--- The records ---
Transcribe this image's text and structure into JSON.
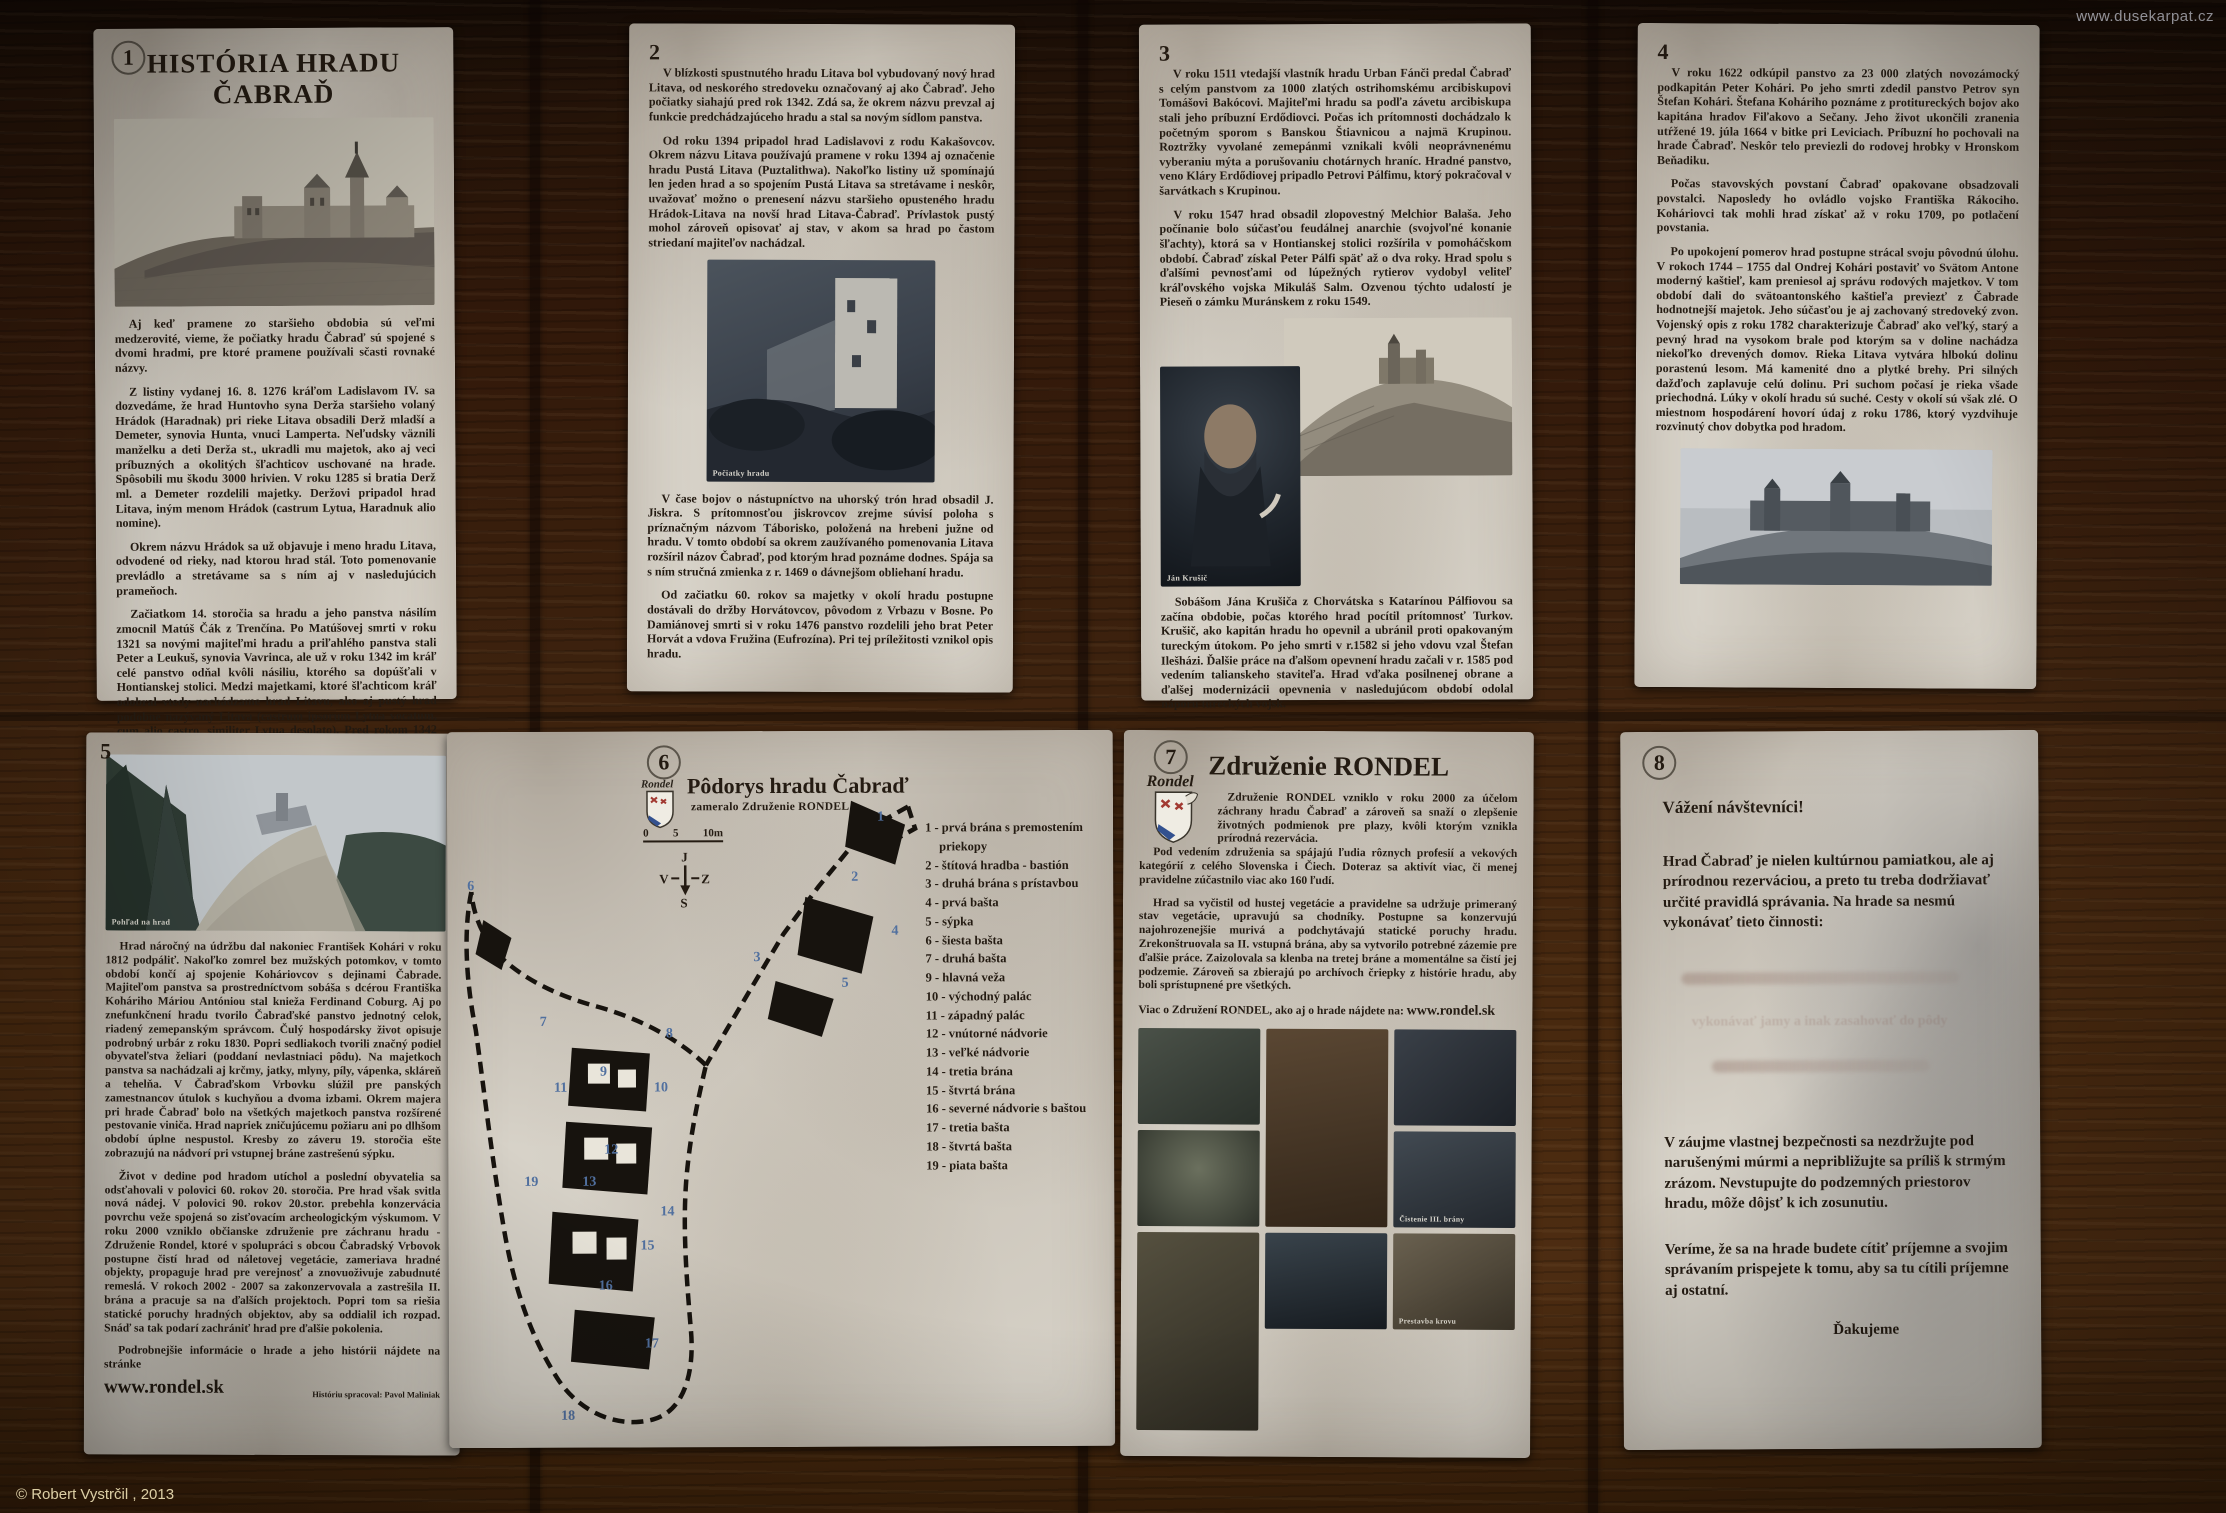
{
  "page": {
    "watermark": "www.dusekarpat.cz",
    "copyright": "© Robert Vystrčil , 2013",
    "colors": {
      "paper": "#d7d2c8",
      "wood_dark": "#241308",
      "wood_light": "#4e2d12",
      "plan_number_blue": "#51709f",
      "ink": "#241b12"
    }
  },
  "panel1": {
    "number": "1",
    "title": "HISTÓRIA HRADU ČABRAĎ",
    "image": "castle-engraving",
    "paragraphs": [
      "Aj keď pramene zo staršieho obdobia sú veľmi medzerovité, vieme, že počiatky hradu Čabraď sú spojené s dvomi hradmi, pre ktoré pramene používali sčasti rovnaké názvy.",
      "Z listiny vydanej 16. 8. 1276 kráľom Ladislavom IV. sa dozvedáme, že hrad Huntovho syna Derža staršieho volaný Hrádok (Haradnak) pri rieke Litava obsadili Derž mladší a Demeter, synovia Hunta, vnuci Lamperta. Neľudsky väznili manželku a deti Derža st., ukradli mu majetok, ako aj veci príbuzných a okolitých šľachticov uschované na hrade. Spôsobili mu škodu 3000 hrivien. V roku 1285 si bratia Derž ml. a Demeter rozdelili majetky. Deržovi pripadol hrad Litava, iným menom Hrádok (castrum Lytua, Haradnuk alio nomine).",
      "Okrem názvu Hrádok sa už objavuje i meno hradu Litava, odvodené od rieky, nad ktorou hrad stál. Toto pomenovanie prevládlo a stretávame sa s ním aj v nasledujúcich prameňoch.",
      "Začiatkom 14. storočia sa hradu a jeho panstva násilím zmocnil Matúš Čák z Trenčína. Po Matúšovej smrti v roku 1321 sa novými majiteľmi hradu a priľahlého panstva stali Peter a Leukuš, synovia Vavrinca, ale už v roku 1342 im kráľ celé panstvo odňal kvôli násiliu, ktorého sa dopúšťali v Hontianskej stolici. Medzi majetkami, ktoré šľachticom kráľ odobral vtedy nachádzame hrad Litavu, ako aj pustý hrad podobne nazývaný Litava (castrum ipsorum Lytua vocatum, cum alio castro, similiter Lytua desolato). Pred rokom 1342 končia dejiny staršieho hradu Litava, nazývaného aj Hrádok. Stavba bola pravdepodobne poškodená počas bojov a následne opustená."
    ]
  },
  "panel2": {
    "number": "2",
    "paragraphs_top": [
      "V blízkosti spustnutého hradu Litava bol vybudovaný nový hrad Litava, od neskorého stredoveku označovaný aj ako Čabraď. Jeho počiatky siahajú pred rok 1342. Zdá sa, že okrem názvu prevzal aj funkcie predchádzajúceho hradu a stal sa novým sídlom panstva.",
      "Od roku 1394 pripadol hrad Ladislavovi z rodu Kakašovcov. Okrem názvu Litava používajú pramene v roku 1394 aj označenie hradu Pustá Litava (Puztalithwa). Nakoľko listiny už spomínajú len jeden hrad a so spojením Pustá Litava sa stretávame i neskôr, uvažovať možno o prenesení názvu staršieho opusteného hradu Hrádok-Litava na novší hrad Litava-Čabraď. Prívlastok pustý mohol zároveň opisovať aj stav, v akom sa hrad po častom striedaní majiteľov nachádzal."
    ],
    "photo_caption": "Počiatky hradu",
    "paragraphs_bottom": [
      "V čase bojov o nástupníctvo na uhorský trón hrad obsadil J. Jiskra. S prítomnosťou jiskrovcov zrejme súvisí poloha s príznačným názvom Táborisko, položená na hrebeni južne od hradu. V tomto období sa okrem zaužívaného pomenovania Litava rozšíril názov Čabraď, pod ktorým hrad poznáme dodnes. Spája sa s ním stručná zmienka z r. 1469 o dávnejšom obliehaní hradu.",
      "Od začiatku 60. rokov sa majetky v okolí hradu postupne dostávali do držby Horvátovcov, pôvodom z Vrbazu v Bosne. Po Damiánovej smrti si v roku 1476 panstvo rozdelili jeho brat Peter Horvát a vdova Fružina (Eufrozína). Pri tej príležitosti vznikol opis hradu."
    ]
  },
  "panel3": {
    "number": "3",
    "paragraphs_top": [
      "V roku 1511 vtedajší vlastník hradu Urban Fánči predal Čabraď s celým panstvom za 1000 zlatých ostrihomskému arcibiskupovi Tomášovi Bakócovi. Majiteľmi hradu sa podľa závetu arcibiskupa stali jeho príbuzní Erdődiovci. Počas ich prítomnosti dochádzalo k početným sporom s Banskou Štiavnicou a najmä Krupinou. Roztržky vyvolané zemepánmi vznikali kvôli neoprávnenému vyberaniu mýta a porušovaniu chotárnych hraníc. Hradné panstvo, veno Kláry Erdődiovej pripadlo Petrovi Pálfimu, ktorý pokračoval v šarvátkach s Krupinou.",
      "V roku 1547 hrad obsadil zlopovestný Melchior Balaša. Jeho počínanie bolo súčasťou feudálnej anarchie (svojvoľné konanie šľachty), ktorá sa v Hontianskej stolici rozšírila v pomoháčskom období. Čabraď získal Peter Pálfi späť až o dva roky. Hrad spolu s ďalšími pevnosťami od lúpežných rytierov vydobyl veliteľ kráľovského vojska Mikuláš Salm. Ozvenou týchto udalostí je Pieseň o zámku Muránskem z roku 1549."
    ],
    "portrait_caption": "Ján Krušič",
    "paragraphs_bottom": [
      "Sobášom Jána Krušiča z Chorvátska s Katarínou Pálfiovou sa začína obdobie, počas ktorého hrad pocítil prítomnosť Turkov. Krušič, ako kapitán hradu ho opevnil a ubránil proti opakovaným tureckým útokom. Po jeho smrti v r.1582 si jeho vdovu vzal Štefan Ilešházi. Ďalšie práce na ďalšom opevnení hradu začali v r. 1585 pod vedením talianskeho staviteľa. Hrad vďaka posilnenej obrane a ďalšej modernizácii opevnenia v nasledujúcom období odolal náporu tureckých vojsk."
    ]
  },
  "panel4": {
    "number": "4",
    "paragraphs": [
      "V roku 1622 odkúpil panstvo za 23 000 zlatých novozámocký podkapitán Peter Kohári. Po jeho smrti zdedil panstvo Petrov syn Štefan Kohári. Štefana Koháriho poznáme z protitureckých bojov ako kapitána hradov Fiľakovo a Sečany. Jeho život ukončili zranenia utŕžené 19. júla 1664 v bitke pri Leviciach. Príbuzní ho pochovali na hrade Čabraď. Neskôr telo previezli do rodovej hrobky v Hronskom Beňadiku.",
      "Počas stavovských povstaní Čabraď opakovane obsadzovali povstalci. Naposledy ho ovládlo vojsko Františka Rákociho. Koháriovci tak mohli hrad získať až v roku 1709, po potlačení povstania.",
      "Po upokojení pomerov hrad postupne strácal svoju pôvodnú úlohu. V rokoch 1744 – 1755 dal Ondrej Kohári postaviť vo Svätom Antone moderný kaštieľ, kam preniesol aj správu rodových majetkov. V tom období dali do svätoantonského kaštieľa previezť z Čabrade hodnotnejší majetok. Jeho súčasťou je aj zachovaný stredoveký zvon. Vojenský opis z roku 1782 charakterizuje Čabraď ako veľký, starý a pevný hrad na vysokom brale pod ktorým sa v doline nachádza niekoľko drevených domov. Rieka Litava vytvára hlbokú dolinu porastenú lesom. Má kamenité dno a plytké brehy. Pri silných dažďoch zaplavuje celú dolinu. Pri suchom počasí je rieka všade priechodná. Lúky v okolí hradu sú suché. Cesty v okolí sú však zlé. O miestnom hospodárení hovorí údaj z roku 1786, ktorý vyzdvihuje rozvinutý chov dobytka pod hradom."
    ]
  },
  "panel5": {
    "number": "5",
    "photo_caption": "Pohľad na hrad",
    "paragraphs": [
      "Hrad náročný na údržbu dal nakoniec František Kohári v roku 1812 podpáliť. Nakoľko zomrel bez mužských potomkov, v tomto období končí aj spojenie Koháriovcov s dejinami Čabrade. Majiteľom panstva sa prostredníctvom sobáša s dcérou Františka Koháriho Máriou Antóniou stal knieža Ferdinand Coburg. Aj po znefunkčnení hradu tvorilo Čabraďské panstvo jednotný celok, riadený zemepanským správcom. Čulý hospodársky život opisuje podrobný urbár z roku 1830. Popri sedliakoch tvorili značný podiel obyvateľstva želiari (poddaní nevlastniaci pôdu). Na majetkoch panstva sa nachádzali aj krčmy, jatky, mlyny, píly, vápenka, skláreň a tehelňa. V Čabraďskom Vrbovku slúžil pre panských zamestnancov útulok s kuchyňou a dvoma izbami. Okrem majera pri hrade Čabraď bolo na všetkých majetkoch panstva rozšírené pestovanie viniča. Hrad napriek zničujúcemu požiaru ani po dlhšom období úplne nespustol. Kresby zo záveru 19. storočia ešte zobrazujú na nádvorí pri vstupnej bráne zastrešenú sýpku.",
      "Život v dedine pod hradom utíchol a poslední obyvatelia sa odsťahovali v polovici 60. rokov 20. storočia. Pre hrad však svitla nová nádej. V polovici 90. rokov 20.stor. prebehla konzervácia povrchu veže spojená so zisťovacím archeologickým výskumom. V roku 2000 vzniklo občianske združenie pre záchranu hradu - Združenie Rondel, ktoré v spolupráci s obcou Čabradský Vrbovok postupne čistí hrad od náletovej vegetácie, zameriava hradné objekty, propaguje hrad pre verejnosť a znovuoživuje zabudnuté remeslá. V rokoch 2002 - 2007 sa zakonzervovala a zastrešila II. brána a pracuje sa na ďalších projektoch. Popri tom sa riešia statické poruchy hradných objektov, aby sa oddialil ich rozpad. Snáď sa tak podarí zachrániť hrad pre ďalšie pokolenia."
    ],
    "footer_text": "Podrobnejšie informácie o hrade a jeho histórii nájdete na stránke",
    "link": "www.rondel.sk",
    "credit": "Históriu spracoval: Pavol Maliniak"
  },
  "panel6": {
    "number": "6",
    "title": "Pôdorys hradu Čabraď",
    "subtitle": "zameralo Združenie RONDEL",
    "scale_labels": {
      "zero": "0",
      "five": "5",
      "ten": "10m"
    },
    "compass": {
      "top": "J",
      "left": "V",
      "right": "Z",
      "bottom": "S"
    },
    "plan_numbers": [
      "1",
      "2",
      "3",
      "4",
      "5",
      "6",
      "7",
      "8",
      "9",
      "10",
      "11",
      "12",
      "13",
      "14",
      "15",
      "16",
      "17",
      "18",
      "19"
    ],
    "legend": [
      "1 - prvá brána s premostením priekopy",
      "2 - štítová hradba - bastión",
      "3 - druhá brána s prístavbou",
      "4 - prvá bašta",
      "5 - sýpka",
      "6 - šiesta bašta",
      "7 - druhá bašta",
      "8 - bastión horného hradu",
      "9 - hlavná veža",
      "10 - východný palác",
      "11 - západný palác",
      "12 - vnútorné nádvorie",
      "13 - veľké nádvorie",
      "14 - tretia brána",
      "15 - štvrtá brána",
      "16 - severné nádvorie s baštou",
      "17 - tretia bašta",
      "18 - štvrtá bašta",
      "19 - piata bašta"
    ]
  },
  "panel7": {
    "number": "7",
    "logo_text": "Rondel",
    "title": "Združenie RONDEL",
    "paragraphs": [
      "Združenie RONDEL vzniklo v roku 2000 za účelom záchrany hradu Čabraď a zároveň sa snaží o zlepšenie životných podmienok pre plazy, kvôli ktorým vznikla prírodná rezervácia.",
      "Pod vedením združenia sa spájajú ľudia rôznych profesií a vekových kategórií z celého Slovenska i Čiech. Doteraz sa aktivít viac, či menej pravidelne zúčastnilo viac ako 160 ľudí.",
      "Hrad sa vyčistil od hustej vegetácie a pravidelne sa udržuje primeraný stav vegetácie, upravujú sa chodníky. Postupne sa konzervujú najohrozenejšie murivá a podchytávajú statické poruchy hradu. Zrekonštruovala sa II. vstupná brána, aby sa vytvorilo potrebné zázemie pre ďalšie práce. Zaizolovala sa klenba na tretej bráne a momentálne sa čistí jej podzemie. Zároveň sa zbierajú po archívoch čriepky z histórie hradu, aby boli sprístupnené pre všetkých."
    ],
    "more_info_prefix": "Viac o Združení RONDEL, ako aj o hrade nájdete na: ",
    "link": "www.rondel.sk",
    "photo_captions": {
      "cleaning": "Čistenie III. brány",
      "roof": "Prestavba krovu"
    }
  },
  "panel8": {
    "number": "8",
    "heading": "Vážení návštevníci!",
    "intro": "Hrad Čabraď je nielen kultúrnou pamiatkou, ale aj prírodnou rezerváciou, a preto tu treba dodržiavať určité pravidlá správania. Na hrade sa nesmú vykonávať tieto činnosti:",
    "faded_line": "vykonávať jamy a inak zasahovať do pôdy",
    "safety": "V záujme vlastnej bezpečnosti sa nezdržujte pod narušenými múrmi a nepribližujte sa príliš k strmým zrázom. Nevstupujte do podzemných priestorov hradu, môže dôjsť k ich zosunutiu.",
    "closing": "Veríme, že sa na hrade budete cítiť príjemne a svojim správaním prispejete k tomu, aby sa tu cítili príjemne aj ostatní.",
    "thanks": "Ďakujeme"
  }
}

--- Instructions for the task ---
Among the entries above, how many lines hold the word "prvá"? Reply with only that number.

--- Reply ---
2